## Directions
Please set down all the lines beneath this one exactly, without the pictures.

## Raw data
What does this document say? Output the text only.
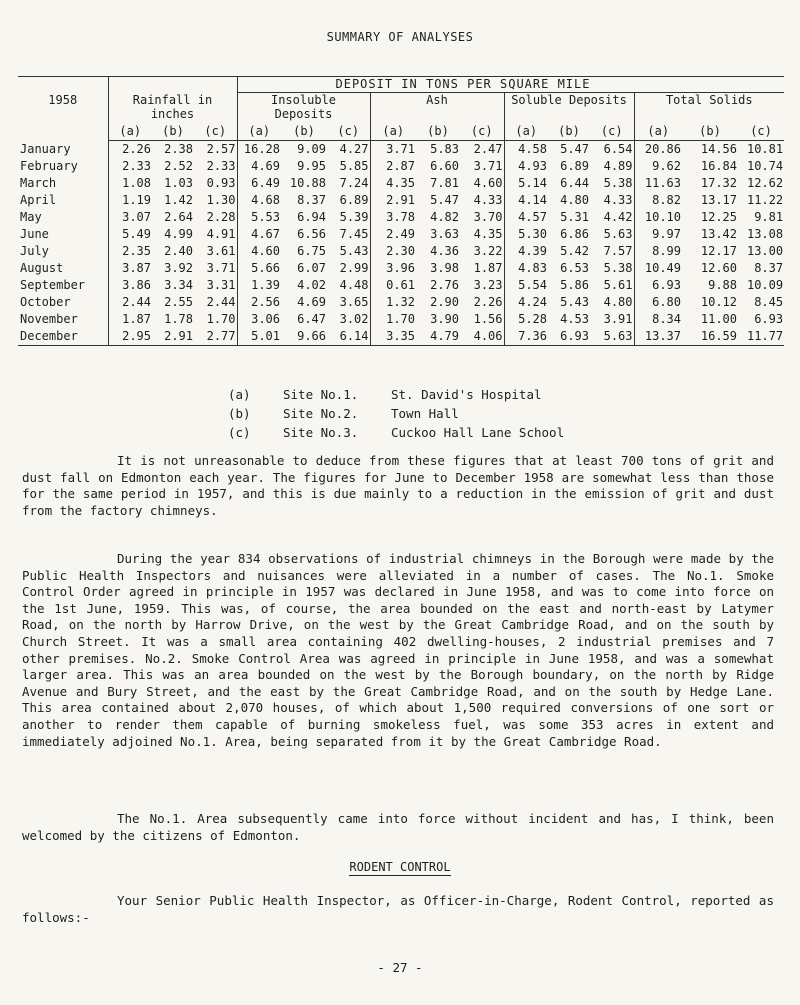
SUMMARY OF ANALYSES
				DEPOSIT IN TONS PER SQUARE MILE											
1958	Rainfall in inches			Insoluble Deposits			Ash			Soluble Deposits			Total Solids		
	(a)	(b)	(c)	(a)	(b)	(c)	(a)	(b)	(c)	(a)	(b)	(c)	(a)	(b)	(c)
January	2.26	2.38	2.57	16.28	9.09	4.27	3.71	5.83	2.47	4.58	5.47	6.54	20.86	14.56	10.81
February	2.33	2.52	2.33	4.69	9.95	5.85	2.87	6.60	3.71	4.93	6.89	4.89	9.62	16.84	10.74
March	1.08	1.03	0.93	6.49	10.88	7.24	4.35	7.81	4.60	5.14	6.44	5.38	11.63	17.32	12.62
April	1.19	1.42	1.30	4.68	8.37	6.89	2.91	5.47	4.33	4.14	4.80	4.33	8.82	13.17	11.22
May	3.07	2.64	2.28	5.53	6.94	5.39	3.78	4.82	3.70	4.57	5.31	4.42	10.10	12.25	9.81
June	5.49	4.99	4.91	4.67	6.56	7.45	2.49	3.63	4.35	5.30	6.86	5.63	9.97	13.42	13.08
July	2.35	2.40	3.61	4.60	6.75	5.43	2.30	4.36	3.22	4.39	5.42	7.57	8.99	12.17	13.00
August	3.87	3.92	3.71	5.66	6.07	2.99	3.96	3.98	1.87	4.83	6.53	5.38	10.49	12.60	8.37
September	3.86	3.34	3.31	1.39	4.02	4.48	0.61	2.76	3.23	5.54	5.86	5.61	6.93	9.88	10.09
October	2.44	2.55	2.44	2.56	4.69	3.65	1.32	2.90	2.26	4.24	5.43	4.80	6.80	10.12	8.45
November	1.87	1.78	1.70	3.06	6.47	3.02	1.70	3.90	1.56	5.28	4.53	3.91	8.34	11.00	6.93
December	2.95	2.91	2.77	5.01	9.66	6.14	3.35	4.79	4.06	7.36	6.93	5.63	13.37	16.59	11.77
(a)	Site No.1.	St. David's Hospital
(b)	Site No.2.	Town Hall
(c)	Site No.3.	Cuckoo Hall Lane School
It is not unreasonable to deduce from these figures that at least 700 tons of grit and dust fall on Edmonton each year. The figures for June to December 1958 are somewhat less than those for the same period in 1957, and this is due mainly to a reduction in the emission of grit and dust from the factory chimneys.
During the year 834 observations of industrial chimneys in the Borough were made by the Public Health Inspectors and nuisances were alleviated in a number of cases. The No.1. Smoke Control Order agreed in principle in 1957 was declared in June 1958, and was to come into force on the 1st June, 1959. This was, of course, the area bounded on the east and north-east by Latymer Road, on the north by Harrow Drive, on the west by the Great Cambridge Road, and on the south by Church Street. It was a small area containing 402 dwelling-houses, 2 industrial premises and 7 other premises. No.2. Smoke Control Area was agreed in principle in June 1958, and was a somewhat larger area. This was an area bounded on the west by the Borough boundary, on the north by Ridge Avenue and Bury Street, and the east by the Great Cambridge Road, and on the south by Hedge Lane. This area contained about 2,070 houses, of which about 1,500 required conversions of one sort or another to render them capable of burning smokeless fuel, was some 353 acres in extent and immediately adjoined No.1. Area, being separated from it by the Great Cambridge Road.
The No.1. Area subsequently came into force without incident and has, I think, been welcomed by the citizens of Edmonton.
RODENT CONTROL
Your Senior Public Health Inspector, as Officer-in-Charge, Rodent Control, reported as follows:-
- 27 -
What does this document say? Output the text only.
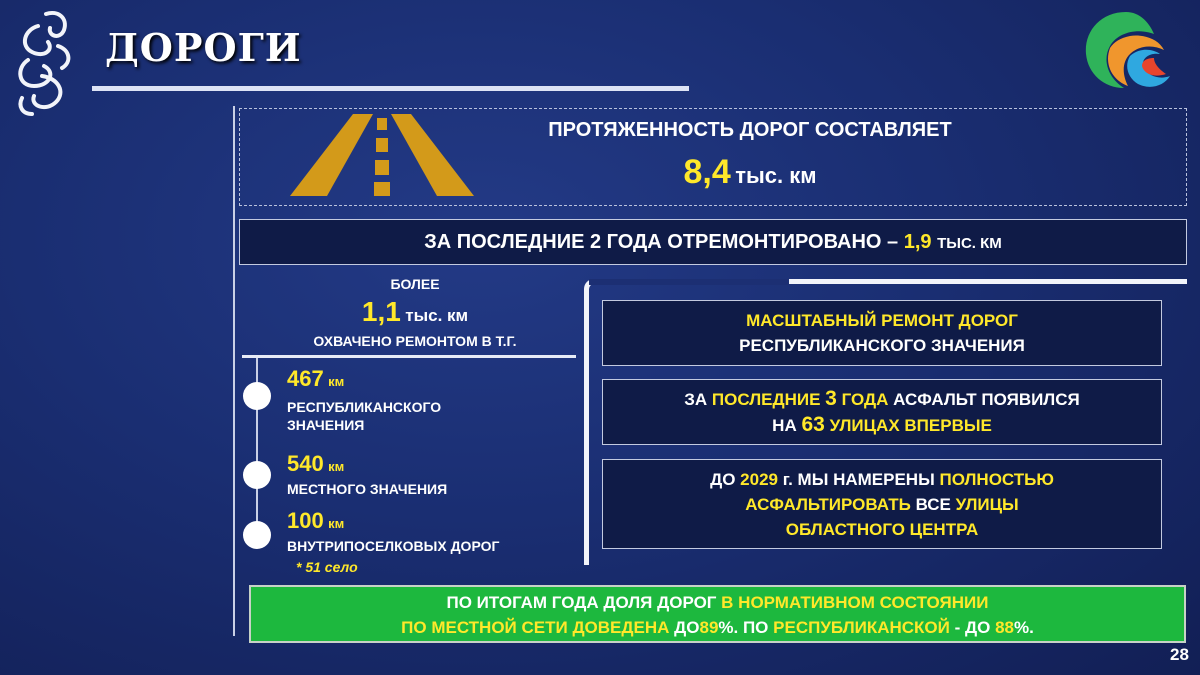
ДОРОГИ
ПРОТЯЖЕННОСТЬ ДОРОГ СОСТАВЛЯЕТ
8,4 тыс. км
ЗА ПОСЛЕДНИЕ 2 ГОДА ОТРЕМОНТИРОВАНО – 1,9 ТЫС. КМ
БОЛЕЕ
1,1 тыс. км
ОХВАЧЕНО РЕМОНТОМ В Т.Г.
467 км
РЕСПУБЛИКАНСКОГО
ЗНАЧЕНИЯ
540 км
МЕСТНОГО ЗНАЧЕНИЯ
100 км
ВНУТРИПОСЕЛКОВЫХ ДОРОГ
* 51 село
МАСШТАБНЫЙ РЕМОНТ ДОРОГ
РЕСПУБЛИКАНСКОГО ЗНАЧЕНИЯ
ЗА ПОСЛЕДНИЕ 3 ГОДА АСФАЛЬТ ПОЯВИЛСЯ
НА 63 УЛИЦАХ ВПЕРВЫЕ
ДО 2029 г. МЫ НАМЕРЕНЫ ПОЛНОСТЬЮ
АСФАЛЬТИРОВАТЬ ВСЕ УЛИЦЫ
ОБЛАСТНОГО ЦЕНТРА
ПО ИТОГАМ ГОДА ДОЛЯ ДОРОГ В НОРМАТИВНОМ СОСТОЯНИИ
ПО МЕСТНОЙ СЕТИ ДОВЕДЕНА ДО89%. ПО РЕСПУБЛИКАНСКОЙ - ДО 88%.
28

## Solution
What does this document say? Output the text only.
SUMMARY OF ANALYSES
				DEPOSIT IN TONS PER SQUARE MILE											
1958	Rainfall in inches			Insoluble Deposits			Ash			Soluble Deposits			Total Solids		
	(a)	(b)	(c)	(a)	(b)	(c)	(a)	(b)	(c)	(a)	(b)	(c)	(a)	(b)	(c)
January	2.26	2.38	2.57	16.28	9.09	4.27	3.71	5.83	2.47	4.58	5.47	6.54	20.86	14.56	10.81
February	2.33	2.52	2.33	4.69	9.95	5.85	2.87	6.60	3.71	4.93	6.89	4.89	9.62	16.84	10.74
March	1.08	1.03	0.93	6.49	10.88	7.24	4.35	7.81	4.60	5.14	6.44	5.38	11.63	17.32	12.62
April	1.19	1.42	1.30	4.68	8.37	6.89	2.91	5.47	4.33	4.14	4.80	4.33	8.82	13.17	11.22
May	3.07	2.64	2.28	5.53	6.94	5.39	3.78	4.82	3.70	4.57	5.31	4.42	10.10	12.25	9.81
June	5.49	4.99	4.91	4.67	6.56	7.45	2.49	3.63	4.35	5.30	6.86	5.63	9.97	13.42	13.08
July	2.35	2.40	3.61	4.60	6.75	5.43	2.30	4.36	3.22	4.39	5.42	7.57	8.99	12.17	13.00
August	3.87	3.92	3.71	5.66	6.07	2.99	3.96	3.98	1.87	4.83	6.53	5.38	10.49	12.60	8.37
September	3.86	3.34	3.31	1.39	4.02	4.48	0.61	2.76	3.23	5.54	5.86	5.61	6.93	9.88	10.09
October	2.44	2.55	2.44	2.56	4.69	3.65	1.32	2.90	2.26	4.24	5.43	4.80	6.80	10.12	8.45
November	1.87	1.78	1.70	3.06	6.47	3.02	1.70	3.90	1.56	5.28	4.53	3.91	8.34	11.00	6.93
December	2.95	2.91	2.77	5.01	9.66	6.14	3.35	4.79	4.06	7.36	6.93	5.63	13.37	16.59	11.77
(a)	Site No.1.	St. David's Hospital
(b)	Site No.2.	Town Hall
(c)	Site No.3.	Cuckoo Hall Lane School
It is not unreasonable to deduce from these figures that at least 700 tons of grit and dust fall on Edmonton each year. The figures for June to December 1958 are somewhat less than those for the same period in 1957, and this is due mainly to a reduction in the emission of grit and dust from the factory chimneys.
During the year 834 observations of industrial chimneys in the Borough were made by the Public Health Inspectors and nuisances were alleviated in a number of cases. The No.1. Smoke Control Order agreed in principle in 1957 was declared in June 1958, and was to come into force on the 1st June, 1959. This was, of course, the area bounded on the east and north-east by Latymer Road, on the north by Harrow Drive, on the west by the Great Cambridge Road, and on the south by Church Street. It was a small area containing 402 dwelling-houses, 2 industrial premises and 7 other premises. No.2. Smoke Control Area was agreed in principle in June 1958, and was a somewhat larger area. This was an area bounded on the west by the Borough boundary, on the north by Ridge Avenue and Bury Street, and the east by the Great Cambridge Road, and on the south by Hedge Lane. This area contained about 2,070 houses, of which about 1,500 required conversions of one sort or another to render them capable of burning smokeless fuel, was some 353 acres in extent and immediately adjoined No.1. Area, being separated from it by the Great Cambridge Road.
The No.1. Area subsequently came into force without incident and has, I think, been welcomed by the citizens of Edmonton.
RODENT CONTROL
Your Senior Public Health Inspector, as Officer-in-Charge, Rodent Control, reported as follows:-
- 27 -
What does this document say? Output the text only.
ДОРОГИ
ПРОТЯЖЕННОСТЬ ДОРОГ СОСТАВЛЯЕТ
8,4 тыс. км
ЗА ПОСЛЕДНИЕ 2 ГОДА ОТРЕМОНТИРОВАНО – 1,9 ТЫС. КМ
БОЛЕЕ
1,1 тыс. км
ОХВАЧЕНО РЕМОНТОМ В Т.Г.
467 км
РЕСПУБЛИКАНСКОГО
ЗНАЧЕНИЯ
540 км
МЕСТНОГО ЗНАЧЕНИЯ
100 км
ВНУТРИПОСЕЛКОВЫХ ДОРОГ
* 51 село
МАСШТАБНЫЙ РЕМОНТ ДОРОГ
РЕСПУБЛИКАНСКОГО ЗНАЧЕНИЯ
ЗА ПОСЛЕДНИЕ 3 ГОДА АСФАЛЬТ ПОЯВИЛСЯ
НА 63 УЛИЦАХ ВПЕРВЫЕ
ДО 2029 г. МЫ НАМЕРЕНЫ ПОЛНОСТЬЮ
АСФАЛЬТИРОВАТЬ ВСЕ УЛИЦЫ
ОБЛАСТНОГО ЦЕНТРА
ПО ИТОГАМ ГОДА ДОЛЯ ДОРОГ В НОРМАТИВНОМ СОСТОЯНИИ
ПО МЕСТНОЙ СЕТИ ДОВЕДЕНА ДО89%. ПО РЕСПУБЛИКАНСКОЙ - ДО 88%.
28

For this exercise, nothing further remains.